▶ [TASK DIRECTIONS]:
For each line below that includes the word "median", make a copy.

-- start of RECORDS FOR THE EXERCISE --

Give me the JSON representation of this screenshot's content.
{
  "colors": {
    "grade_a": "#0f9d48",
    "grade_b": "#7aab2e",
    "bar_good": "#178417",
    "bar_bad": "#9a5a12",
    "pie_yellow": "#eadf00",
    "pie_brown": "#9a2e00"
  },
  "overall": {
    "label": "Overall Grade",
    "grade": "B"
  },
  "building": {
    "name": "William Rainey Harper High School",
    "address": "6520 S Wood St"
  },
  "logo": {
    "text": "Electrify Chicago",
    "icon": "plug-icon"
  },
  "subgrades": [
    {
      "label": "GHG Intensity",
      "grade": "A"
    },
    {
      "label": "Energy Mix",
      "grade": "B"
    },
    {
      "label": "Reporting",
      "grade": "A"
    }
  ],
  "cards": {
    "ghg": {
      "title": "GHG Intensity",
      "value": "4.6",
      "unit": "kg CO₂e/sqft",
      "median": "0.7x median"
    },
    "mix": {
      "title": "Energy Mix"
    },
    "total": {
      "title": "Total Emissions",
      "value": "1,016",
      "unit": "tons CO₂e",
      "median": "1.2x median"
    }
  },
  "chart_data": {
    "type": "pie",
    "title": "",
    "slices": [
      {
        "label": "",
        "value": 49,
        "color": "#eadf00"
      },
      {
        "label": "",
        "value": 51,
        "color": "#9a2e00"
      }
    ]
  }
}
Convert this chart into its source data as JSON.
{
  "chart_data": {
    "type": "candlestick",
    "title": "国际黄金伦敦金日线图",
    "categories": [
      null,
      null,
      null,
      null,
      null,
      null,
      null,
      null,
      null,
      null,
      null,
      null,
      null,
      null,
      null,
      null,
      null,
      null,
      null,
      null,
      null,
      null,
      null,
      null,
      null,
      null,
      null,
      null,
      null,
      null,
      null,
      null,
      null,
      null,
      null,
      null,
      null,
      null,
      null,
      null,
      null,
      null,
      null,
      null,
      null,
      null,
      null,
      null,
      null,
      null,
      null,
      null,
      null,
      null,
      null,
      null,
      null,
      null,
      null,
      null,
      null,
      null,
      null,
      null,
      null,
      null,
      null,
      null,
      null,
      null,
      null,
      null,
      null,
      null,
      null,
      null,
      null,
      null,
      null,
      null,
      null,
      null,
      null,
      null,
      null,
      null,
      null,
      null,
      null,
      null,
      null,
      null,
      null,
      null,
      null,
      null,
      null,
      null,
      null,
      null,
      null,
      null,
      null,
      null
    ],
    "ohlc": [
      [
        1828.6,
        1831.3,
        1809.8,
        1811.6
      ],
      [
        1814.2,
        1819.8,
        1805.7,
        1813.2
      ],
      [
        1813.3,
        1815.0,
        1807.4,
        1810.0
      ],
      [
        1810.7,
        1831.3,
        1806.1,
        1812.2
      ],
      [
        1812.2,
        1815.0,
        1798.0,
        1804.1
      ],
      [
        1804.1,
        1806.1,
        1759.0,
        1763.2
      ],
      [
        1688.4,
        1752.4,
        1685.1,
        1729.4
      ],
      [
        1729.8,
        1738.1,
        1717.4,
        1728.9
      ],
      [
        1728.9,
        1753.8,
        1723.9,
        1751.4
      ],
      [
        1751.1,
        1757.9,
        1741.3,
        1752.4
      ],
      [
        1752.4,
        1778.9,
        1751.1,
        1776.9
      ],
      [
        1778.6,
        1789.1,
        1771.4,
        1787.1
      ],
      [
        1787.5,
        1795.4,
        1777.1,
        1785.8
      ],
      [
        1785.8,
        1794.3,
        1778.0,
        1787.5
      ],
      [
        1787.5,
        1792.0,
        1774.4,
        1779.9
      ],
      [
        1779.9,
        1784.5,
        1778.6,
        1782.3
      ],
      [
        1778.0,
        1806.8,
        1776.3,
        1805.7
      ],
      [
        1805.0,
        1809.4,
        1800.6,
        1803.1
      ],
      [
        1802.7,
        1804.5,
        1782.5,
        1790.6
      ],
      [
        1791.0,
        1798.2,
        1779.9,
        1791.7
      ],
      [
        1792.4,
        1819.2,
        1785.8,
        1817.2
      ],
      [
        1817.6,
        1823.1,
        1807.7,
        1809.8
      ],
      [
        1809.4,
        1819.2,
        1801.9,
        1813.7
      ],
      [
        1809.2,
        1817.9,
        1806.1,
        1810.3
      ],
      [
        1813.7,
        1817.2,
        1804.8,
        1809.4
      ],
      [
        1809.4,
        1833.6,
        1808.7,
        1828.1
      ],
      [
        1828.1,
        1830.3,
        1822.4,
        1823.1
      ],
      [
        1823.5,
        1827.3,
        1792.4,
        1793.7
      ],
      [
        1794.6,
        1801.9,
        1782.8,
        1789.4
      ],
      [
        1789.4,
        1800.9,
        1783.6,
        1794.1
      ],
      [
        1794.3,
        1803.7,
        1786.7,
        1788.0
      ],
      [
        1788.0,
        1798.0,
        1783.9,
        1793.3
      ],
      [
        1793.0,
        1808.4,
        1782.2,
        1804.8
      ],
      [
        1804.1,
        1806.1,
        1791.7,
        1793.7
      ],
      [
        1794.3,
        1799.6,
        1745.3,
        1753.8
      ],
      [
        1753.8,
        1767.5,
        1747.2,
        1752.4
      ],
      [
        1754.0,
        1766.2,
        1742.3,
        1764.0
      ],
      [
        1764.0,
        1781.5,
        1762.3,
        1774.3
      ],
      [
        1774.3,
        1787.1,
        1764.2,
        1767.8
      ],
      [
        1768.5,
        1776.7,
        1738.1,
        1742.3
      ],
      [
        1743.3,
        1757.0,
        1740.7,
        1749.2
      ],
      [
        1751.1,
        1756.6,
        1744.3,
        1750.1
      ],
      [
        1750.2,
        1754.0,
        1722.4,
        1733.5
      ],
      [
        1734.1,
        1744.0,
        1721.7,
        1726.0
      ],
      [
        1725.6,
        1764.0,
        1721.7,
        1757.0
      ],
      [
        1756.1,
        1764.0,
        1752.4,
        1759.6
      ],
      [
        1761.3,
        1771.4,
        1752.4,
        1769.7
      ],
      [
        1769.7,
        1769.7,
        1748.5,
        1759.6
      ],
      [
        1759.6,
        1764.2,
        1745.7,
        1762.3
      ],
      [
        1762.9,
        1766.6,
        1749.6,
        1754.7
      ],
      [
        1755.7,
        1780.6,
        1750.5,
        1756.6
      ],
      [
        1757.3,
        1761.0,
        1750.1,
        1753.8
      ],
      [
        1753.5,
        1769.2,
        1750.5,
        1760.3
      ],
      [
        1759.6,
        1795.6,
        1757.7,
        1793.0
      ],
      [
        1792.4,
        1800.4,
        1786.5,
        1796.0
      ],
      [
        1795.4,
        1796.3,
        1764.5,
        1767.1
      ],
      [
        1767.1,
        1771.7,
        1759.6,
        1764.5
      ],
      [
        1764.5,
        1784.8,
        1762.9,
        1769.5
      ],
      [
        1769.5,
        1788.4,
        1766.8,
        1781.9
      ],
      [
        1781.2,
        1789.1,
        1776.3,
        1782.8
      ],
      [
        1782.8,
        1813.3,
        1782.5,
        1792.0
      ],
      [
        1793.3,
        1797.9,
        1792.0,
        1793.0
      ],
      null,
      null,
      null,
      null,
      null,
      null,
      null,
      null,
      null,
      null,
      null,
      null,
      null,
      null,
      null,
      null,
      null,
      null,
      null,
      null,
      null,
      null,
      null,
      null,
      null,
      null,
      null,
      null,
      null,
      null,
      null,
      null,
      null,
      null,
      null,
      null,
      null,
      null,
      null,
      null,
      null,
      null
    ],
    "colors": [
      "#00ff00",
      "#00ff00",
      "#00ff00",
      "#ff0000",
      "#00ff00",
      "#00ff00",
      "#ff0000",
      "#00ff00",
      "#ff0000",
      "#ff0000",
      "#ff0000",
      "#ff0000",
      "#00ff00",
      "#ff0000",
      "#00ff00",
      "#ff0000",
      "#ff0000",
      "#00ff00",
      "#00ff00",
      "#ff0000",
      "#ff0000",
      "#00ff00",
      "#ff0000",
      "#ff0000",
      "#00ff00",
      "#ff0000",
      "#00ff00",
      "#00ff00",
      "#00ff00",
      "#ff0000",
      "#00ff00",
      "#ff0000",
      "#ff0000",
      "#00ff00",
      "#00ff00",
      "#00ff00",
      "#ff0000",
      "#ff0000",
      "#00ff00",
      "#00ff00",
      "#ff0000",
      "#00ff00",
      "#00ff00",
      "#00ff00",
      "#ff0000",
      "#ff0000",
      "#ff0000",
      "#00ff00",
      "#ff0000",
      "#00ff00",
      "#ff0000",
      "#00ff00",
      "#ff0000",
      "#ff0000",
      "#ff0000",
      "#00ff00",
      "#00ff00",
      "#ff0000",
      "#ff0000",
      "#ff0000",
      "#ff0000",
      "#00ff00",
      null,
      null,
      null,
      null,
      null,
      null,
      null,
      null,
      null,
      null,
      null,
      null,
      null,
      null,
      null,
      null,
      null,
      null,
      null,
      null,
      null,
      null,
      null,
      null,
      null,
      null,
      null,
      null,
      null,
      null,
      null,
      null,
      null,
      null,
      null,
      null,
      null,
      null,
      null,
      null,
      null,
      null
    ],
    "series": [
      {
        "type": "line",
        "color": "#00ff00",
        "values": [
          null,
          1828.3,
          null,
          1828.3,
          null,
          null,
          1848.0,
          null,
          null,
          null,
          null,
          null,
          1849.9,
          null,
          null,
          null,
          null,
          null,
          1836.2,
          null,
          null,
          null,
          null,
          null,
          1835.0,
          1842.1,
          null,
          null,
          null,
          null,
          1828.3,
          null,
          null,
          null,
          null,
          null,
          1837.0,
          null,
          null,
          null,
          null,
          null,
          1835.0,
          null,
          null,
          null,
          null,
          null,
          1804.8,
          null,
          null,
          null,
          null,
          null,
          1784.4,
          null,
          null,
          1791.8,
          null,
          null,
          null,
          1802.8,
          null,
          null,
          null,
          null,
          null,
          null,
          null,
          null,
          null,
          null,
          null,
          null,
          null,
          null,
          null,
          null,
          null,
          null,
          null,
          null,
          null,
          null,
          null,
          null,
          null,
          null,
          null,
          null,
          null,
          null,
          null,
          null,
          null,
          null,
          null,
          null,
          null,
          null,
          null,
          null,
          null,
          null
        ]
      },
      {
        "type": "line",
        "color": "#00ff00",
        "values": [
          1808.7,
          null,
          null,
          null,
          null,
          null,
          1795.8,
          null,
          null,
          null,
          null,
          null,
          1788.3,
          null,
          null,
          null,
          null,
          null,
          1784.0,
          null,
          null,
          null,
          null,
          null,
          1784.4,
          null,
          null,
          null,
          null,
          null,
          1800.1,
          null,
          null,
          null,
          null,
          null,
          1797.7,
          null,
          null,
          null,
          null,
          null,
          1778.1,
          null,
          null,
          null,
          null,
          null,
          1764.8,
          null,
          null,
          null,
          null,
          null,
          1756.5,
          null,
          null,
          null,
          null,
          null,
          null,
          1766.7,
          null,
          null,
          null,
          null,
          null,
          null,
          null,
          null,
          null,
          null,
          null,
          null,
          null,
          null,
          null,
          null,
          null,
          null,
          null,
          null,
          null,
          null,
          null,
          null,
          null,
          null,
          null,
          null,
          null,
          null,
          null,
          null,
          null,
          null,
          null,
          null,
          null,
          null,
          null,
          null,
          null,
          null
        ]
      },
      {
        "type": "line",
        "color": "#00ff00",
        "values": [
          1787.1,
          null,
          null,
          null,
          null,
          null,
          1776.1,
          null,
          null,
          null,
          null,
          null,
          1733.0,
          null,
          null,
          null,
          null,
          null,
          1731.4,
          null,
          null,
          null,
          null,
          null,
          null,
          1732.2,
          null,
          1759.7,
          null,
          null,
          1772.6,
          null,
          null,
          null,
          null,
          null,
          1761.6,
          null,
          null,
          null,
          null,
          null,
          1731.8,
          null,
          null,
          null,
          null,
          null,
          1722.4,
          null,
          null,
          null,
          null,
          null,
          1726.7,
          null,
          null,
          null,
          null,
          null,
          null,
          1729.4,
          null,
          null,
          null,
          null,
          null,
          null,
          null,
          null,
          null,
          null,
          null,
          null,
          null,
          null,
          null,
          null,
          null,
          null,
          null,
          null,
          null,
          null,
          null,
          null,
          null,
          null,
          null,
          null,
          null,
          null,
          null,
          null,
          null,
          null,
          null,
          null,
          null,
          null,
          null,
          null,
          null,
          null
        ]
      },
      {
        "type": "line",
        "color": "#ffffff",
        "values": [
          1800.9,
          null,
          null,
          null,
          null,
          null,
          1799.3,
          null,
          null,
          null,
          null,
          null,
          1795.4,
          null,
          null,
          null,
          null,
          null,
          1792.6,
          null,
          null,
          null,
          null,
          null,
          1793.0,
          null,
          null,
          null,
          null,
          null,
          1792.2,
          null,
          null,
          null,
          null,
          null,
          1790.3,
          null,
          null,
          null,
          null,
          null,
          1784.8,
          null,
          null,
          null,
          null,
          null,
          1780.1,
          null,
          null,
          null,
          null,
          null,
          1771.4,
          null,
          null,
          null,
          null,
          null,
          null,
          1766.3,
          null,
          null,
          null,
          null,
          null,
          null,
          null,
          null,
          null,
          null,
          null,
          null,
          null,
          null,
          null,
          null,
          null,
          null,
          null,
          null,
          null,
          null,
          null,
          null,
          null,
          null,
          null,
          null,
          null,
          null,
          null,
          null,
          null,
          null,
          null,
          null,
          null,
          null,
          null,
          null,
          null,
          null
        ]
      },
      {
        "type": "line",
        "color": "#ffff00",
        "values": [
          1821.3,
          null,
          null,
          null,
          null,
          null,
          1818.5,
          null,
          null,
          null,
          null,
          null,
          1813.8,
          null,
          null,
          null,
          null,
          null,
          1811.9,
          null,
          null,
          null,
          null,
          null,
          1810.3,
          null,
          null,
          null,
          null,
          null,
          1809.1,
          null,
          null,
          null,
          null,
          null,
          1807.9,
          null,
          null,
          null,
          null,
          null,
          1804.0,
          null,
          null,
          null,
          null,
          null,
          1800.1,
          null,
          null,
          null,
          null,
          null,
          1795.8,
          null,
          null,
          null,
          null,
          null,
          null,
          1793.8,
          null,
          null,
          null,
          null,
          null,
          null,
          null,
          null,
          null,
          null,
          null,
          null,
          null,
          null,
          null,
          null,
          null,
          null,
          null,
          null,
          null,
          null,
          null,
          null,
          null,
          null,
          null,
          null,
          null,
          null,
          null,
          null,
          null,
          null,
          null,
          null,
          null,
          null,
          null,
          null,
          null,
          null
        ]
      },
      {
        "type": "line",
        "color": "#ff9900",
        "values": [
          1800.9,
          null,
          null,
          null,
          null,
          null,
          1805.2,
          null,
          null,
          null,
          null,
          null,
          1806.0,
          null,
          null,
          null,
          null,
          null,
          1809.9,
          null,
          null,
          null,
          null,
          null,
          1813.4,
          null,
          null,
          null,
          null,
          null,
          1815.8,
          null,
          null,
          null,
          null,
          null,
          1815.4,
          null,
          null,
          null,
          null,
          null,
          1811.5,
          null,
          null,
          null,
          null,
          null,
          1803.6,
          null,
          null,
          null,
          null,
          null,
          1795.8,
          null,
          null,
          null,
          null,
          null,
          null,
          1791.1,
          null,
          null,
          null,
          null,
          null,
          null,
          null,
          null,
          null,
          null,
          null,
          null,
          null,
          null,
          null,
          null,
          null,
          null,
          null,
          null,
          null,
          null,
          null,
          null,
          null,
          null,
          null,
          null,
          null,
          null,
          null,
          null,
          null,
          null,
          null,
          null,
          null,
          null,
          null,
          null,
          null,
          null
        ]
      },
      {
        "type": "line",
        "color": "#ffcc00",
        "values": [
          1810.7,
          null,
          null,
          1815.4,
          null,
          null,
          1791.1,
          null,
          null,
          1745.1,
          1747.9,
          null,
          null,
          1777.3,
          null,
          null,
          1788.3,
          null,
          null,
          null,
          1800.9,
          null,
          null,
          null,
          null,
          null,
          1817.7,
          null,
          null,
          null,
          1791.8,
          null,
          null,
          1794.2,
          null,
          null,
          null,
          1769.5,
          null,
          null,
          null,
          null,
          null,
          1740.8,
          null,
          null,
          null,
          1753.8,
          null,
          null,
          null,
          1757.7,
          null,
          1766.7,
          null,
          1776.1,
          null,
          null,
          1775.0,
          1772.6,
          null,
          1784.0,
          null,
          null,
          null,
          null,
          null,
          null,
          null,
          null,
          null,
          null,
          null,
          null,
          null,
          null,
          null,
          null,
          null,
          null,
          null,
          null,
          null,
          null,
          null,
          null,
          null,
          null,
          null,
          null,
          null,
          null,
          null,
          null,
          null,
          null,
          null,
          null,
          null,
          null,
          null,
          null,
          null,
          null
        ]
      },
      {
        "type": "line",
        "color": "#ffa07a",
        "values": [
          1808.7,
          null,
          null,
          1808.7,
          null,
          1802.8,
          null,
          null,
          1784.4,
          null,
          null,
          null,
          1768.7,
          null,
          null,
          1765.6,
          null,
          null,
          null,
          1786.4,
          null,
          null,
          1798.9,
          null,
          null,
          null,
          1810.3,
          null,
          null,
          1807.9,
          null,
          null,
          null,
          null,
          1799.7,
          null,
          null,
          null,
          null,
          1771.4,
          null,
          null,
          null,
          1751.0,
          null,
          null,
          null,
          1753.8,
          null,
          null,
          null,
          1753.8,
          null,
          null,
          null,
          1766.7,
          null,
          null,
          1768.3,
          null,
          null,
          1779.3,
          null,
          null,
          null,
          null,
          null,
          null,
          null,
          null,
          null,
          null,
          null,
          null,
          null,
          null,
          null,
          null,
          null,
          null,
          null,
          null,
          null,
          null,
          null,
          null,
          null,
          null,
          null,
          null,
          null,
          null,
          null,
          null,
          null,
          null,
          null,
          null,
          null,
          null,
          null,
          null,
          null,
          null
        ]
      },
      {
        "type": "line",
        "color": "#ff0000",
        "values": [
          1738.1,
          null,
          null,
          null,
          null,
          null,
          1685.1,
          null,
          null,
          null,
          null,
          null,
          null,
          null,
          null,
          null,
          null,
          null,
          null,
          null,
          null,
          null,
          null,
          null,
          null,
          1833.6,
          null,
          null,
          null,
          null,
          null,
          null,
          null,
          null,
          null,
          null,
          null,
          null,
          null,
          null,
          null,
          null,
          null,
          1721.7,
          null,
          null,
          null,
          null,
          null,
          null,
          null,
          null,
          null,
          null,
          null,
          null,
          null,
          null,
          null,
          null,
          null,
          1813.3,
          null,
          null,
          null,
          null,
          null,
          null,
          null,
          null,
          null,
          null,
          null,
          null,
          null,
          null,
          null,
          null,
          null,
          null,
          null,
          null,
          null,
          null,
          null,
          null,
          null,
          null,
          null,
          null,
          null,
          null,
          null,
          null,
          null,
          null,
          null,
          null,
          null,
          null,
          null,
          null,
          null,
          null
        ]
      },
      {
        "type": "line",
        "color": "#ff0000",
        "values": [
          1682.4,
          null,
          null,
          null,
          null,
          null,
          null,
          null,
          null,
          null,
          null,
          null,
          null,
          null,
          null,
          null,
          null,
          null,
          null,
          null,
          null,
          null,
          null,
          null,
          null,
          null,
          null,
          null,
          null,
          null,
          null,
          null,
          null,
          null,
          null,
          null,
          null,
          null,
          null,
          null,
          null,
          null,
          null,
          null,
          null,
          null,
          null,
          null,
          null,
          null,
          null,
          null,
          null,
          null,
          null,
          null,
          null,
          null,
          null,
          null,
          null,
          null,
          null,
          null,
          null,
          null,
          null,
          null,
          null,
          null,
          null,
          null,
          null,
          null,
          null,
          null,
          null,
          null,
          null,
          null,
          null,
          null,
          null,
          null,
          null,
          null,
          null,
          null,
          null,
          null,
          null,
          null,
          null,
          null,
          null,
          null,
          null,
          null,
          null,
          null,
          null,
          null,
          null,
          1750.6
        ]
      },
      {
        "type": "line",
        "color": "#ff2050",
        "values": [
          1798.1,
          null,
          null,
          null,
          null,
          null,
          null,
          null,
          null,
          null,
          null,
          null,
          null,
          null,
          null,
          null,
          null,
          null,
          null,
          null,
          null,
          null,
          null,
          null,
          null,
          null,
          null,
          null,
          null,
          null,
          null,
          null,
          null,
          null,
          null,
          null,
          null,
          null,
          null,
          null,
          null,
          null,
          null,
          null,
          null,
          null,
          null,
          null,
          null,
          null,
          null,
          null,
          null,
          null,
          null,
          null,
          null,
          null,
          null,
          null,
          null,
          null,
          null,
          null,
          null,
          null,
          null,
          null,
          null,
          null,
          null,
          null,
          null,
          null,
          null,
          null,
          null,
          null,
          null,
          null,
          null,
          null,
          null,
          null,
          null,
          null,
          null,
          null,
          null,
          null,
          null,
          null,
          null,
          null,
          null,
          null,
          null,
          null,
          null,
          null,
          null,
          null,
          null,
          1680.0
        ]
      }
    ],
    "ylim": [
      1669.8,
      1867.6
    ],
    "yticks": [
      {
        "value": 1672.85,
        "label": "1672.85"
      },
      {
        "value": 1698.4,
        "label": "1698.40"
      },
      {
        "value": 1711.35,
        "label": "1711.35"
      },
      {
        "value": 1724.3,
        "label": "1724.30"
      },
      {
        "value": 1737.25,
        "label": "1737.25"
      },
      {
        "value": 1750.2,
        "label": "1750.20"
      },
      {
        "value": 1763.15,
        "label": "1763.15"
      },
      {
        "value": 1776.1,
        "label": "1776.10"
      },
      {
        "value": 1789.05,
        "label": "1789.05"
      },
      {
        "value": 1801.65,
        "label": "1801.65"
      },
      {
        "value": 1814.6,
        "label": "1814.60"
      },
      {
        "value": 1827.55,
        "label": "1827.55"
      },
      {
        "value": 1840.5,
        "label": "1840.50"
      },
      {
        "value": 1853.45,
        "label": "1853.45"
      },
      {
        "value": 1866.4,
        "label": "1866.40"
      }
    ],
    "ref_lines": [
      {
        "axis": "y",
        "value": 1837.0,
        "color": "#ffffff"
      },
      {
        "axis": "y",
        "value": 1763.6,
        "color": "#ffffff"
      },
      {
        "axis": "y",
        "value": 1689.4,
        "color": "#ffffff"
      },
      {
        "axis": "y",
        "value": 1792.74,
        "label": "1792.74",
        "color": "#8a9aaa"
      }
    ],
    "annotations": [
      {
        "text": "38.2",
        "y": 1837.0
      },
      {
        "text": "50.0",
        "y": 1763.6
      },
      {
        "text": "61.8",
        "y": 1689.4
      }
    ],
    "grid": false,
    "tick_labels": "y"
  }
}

-- end of RECORDS FOR THE EXERCISE --

▶ [FINAL RESULT]:
      "median": "0.7x median"
      "median": "1.2x median"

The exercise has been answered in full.